[Collected data entries]

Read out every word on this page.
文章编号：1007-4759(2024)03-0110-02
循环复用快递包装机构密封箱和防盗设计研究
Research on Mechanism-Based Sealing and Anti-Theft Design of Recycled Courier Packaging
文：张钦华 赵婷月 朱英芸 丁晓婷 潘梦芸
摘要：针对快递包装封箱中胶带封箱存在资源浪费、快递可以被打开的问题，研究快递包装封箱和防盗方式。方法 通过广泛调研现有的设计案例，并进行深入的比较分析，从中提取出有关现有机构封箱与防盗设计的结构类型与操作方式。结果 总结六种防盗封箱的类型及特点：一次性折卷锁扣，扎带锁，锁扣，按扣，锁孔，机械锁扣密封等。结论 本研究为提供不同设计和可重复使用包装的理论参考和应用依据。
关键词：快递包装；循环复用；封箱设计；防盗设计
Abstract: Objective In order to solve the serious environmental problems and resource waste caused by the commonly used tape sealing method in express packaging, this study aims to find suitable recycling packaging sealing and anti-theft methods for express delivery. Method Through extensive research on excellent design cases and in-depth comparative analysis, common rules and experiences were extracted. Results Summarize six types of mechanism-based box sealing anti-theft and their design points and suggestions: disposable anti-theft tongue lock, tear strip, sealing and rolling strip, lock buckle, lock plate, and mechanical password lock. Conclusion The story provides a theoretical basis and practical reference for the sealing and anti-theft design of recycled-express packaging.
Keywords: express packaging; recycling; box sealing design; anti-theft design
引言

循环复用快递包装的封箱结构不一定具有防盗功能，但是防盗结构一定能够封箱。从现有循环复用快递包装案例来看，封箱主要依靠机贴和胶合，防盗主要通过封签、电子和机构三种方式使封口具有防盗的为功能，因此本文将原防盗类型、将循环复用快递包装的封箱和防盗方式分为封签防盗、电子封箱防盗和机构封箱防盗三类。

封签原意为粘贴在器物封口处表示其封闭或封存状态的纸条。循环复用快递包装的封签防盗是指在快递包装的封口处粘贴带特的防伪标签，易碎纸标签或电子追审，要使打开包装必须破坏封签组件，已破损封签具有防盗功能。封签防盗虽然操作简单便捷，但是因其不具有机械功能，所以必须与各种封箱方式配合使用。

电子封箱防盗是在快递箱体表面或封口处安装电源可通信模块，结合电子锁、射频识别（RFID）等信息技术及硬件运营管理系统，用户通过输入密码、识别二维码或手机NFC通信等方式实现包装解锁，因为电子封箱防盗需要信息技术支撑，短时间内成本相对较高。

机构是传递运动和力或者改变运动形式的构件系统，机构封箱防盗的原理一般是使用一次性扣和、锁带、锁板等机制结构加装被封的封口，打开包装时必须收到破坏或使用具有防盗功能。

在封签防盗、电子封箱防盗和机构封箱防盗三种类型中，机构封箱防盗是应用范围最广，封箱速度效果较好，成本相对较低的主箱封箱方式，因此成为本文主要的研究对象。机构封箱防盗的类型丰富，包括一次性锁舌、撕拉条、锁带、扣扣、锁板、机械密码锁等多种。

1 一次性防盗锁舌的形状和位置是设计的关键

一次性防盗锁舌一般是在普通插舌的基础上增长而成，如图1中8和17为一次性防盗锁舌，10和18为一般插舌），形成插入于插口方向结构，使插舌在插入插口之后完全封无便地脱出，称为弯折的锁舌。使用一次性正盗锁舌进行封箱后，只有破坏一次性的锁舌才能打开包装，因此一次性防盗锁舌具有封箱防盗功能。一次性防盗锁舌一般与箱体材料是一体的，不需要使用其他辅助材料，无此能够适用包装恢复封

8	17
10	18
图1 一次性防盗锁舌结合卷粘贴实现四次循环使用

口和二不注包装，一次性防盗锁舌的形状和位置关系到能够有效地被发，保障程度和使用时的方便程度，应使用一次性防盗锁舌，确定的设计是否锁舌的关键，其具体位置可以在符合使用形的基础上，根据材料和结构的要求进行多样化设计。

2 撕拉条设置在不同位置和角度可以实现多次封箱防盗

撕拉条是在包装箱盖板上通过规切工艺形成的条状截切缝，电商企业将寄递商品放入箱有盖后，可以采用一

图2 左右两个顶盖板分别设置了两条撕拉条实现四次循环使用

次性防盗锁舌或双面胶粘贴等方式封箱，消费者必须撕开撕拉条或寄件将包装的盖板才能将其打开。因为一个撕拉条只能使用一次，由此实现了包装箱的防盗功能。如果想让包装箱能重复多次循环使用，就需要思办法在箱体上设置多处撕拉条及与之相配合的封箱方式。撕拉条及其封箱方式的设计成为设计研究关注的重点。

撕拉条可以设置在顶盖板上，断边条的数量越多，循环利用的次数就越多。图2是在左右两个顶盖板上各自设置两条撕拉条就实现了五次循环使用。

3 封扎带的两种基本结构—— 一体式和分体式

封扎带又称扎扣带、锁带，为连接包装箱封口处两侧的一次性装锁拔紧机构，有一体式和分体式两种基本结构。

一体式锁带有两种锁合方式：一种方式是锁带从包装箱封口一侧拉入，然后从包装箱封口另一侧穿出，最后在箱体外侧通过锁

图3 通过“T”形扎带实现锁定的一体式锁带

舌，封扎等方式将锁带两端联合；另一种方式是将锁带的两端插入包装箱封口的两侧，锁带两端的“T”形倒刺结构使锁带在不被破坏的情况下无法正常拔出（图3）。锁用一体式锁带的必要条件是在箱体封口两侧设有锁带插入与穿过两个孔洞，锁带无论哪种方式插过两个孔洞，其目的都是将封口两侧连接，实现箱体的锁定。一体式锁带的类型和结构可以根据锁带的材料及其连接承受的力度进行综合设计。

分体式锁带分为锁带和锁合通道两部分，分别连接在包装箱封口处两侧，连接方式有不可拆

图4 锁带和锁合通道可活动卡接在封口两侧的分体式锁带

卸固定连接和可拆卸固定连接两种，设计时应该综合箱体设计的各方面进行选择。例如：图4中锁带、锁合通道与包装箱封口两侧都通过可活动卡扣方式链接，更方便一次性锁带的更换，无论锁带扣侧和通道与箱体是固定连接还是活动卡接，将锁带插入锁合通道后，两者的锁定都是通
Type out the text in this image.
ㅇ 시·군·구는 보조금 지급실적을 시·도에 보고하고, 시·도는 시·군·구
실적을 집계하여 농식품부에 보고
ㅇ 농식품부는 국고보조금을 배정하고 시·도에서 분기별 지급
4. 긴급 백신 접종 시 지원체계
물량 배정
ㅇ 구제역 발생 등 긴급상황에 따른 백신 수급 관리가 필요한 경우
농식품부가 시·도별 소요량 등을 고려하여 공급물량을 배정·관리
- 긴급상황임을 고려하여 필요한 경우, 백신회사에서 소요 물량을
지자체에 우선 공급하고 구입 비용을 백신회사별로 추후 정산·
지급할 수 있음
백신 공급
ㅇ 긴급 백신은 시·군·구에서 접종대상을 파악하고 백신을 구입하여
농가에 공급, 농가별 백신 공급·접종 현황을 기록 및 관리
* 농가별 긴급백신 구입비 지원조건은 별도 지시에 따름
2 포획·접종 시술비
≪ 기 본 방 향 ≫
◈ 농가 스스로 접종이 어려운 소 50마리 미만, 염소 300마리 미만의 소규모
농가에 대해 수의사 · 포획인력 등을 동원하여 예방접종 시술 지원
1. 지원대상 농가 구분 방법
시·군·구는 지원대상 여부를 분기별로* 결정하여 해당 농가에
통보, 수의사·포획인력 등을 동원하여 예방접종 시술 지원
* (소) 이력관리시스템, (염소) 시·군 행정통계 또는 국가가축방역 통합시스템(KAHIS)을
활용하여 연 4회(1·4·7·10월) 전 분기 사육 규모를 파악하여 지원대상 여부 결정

| WHAT THE TASK ASKS |
Starting from the line containing "Type out the text in this image.", repeat each line through the end of the entries, exactly.

| RESULT BELOW |
Type out the text in this image.
ㅇ 시·군·구는 보조금 지급실적을 시·도에 보고하고, 시·도는 시·군·구
실적을 집계하여 농식품부에 보고
ㅇ 농식품부는 국고보조금을 배정하고 시·도에서 분기별 지급
4. 긴급 백신 접종 시 지원체계
물량 배정
ㅇ 구제역 발생 등 긴급상황에 따른 백신 수급 관리가 필요한 경우
농식품부가 시·도별 소요량 등을 고려하여 공급물량을 배정·관리
- 긴급상황임을 고려하여 필요한 경우, 백신회사에서 소요 물량을
지자체에 우선 공급하고 구입 비용을 백신회사별로 추후 정산·
지급할 수 있음
백신 공급
ㅇ 긴급 백신은 시·군·구에서 접종대상을 파악하고 백신을 구입하여
농가에 공급, 농가별 백신 공급·접종 현황을 기록 및 관리
* 농가별 긴급백신 구입비 지원조건은 별도 지시에 따름
2 포획·접종 시술비
≪ 기 본 방 향 ≫
◈ 농가 스스로 접종이 어려운 소 50마리 미만, 염소 300마리 미만의 소규모
농가에 대해 수의사 · 포획인력 등을 동원하여 예방접종 시술 지원
1. 지원대상 농가 구분 방법
시·군·구는 지원대상 여부를 분기별로* 결정하여 해당 농가에
통보, 수의사·포획인력 등을 동원하여 예방접종 시술 지원
* (소) 이력관리시스템, (염소) 시·군 행정통계 또는 국가가축방역 통합시스템(KAHIS)을
활용하여 연 4회(1·4·7·10월) 전 분기 사육 규모를 파악하여 지원대상 여부 결정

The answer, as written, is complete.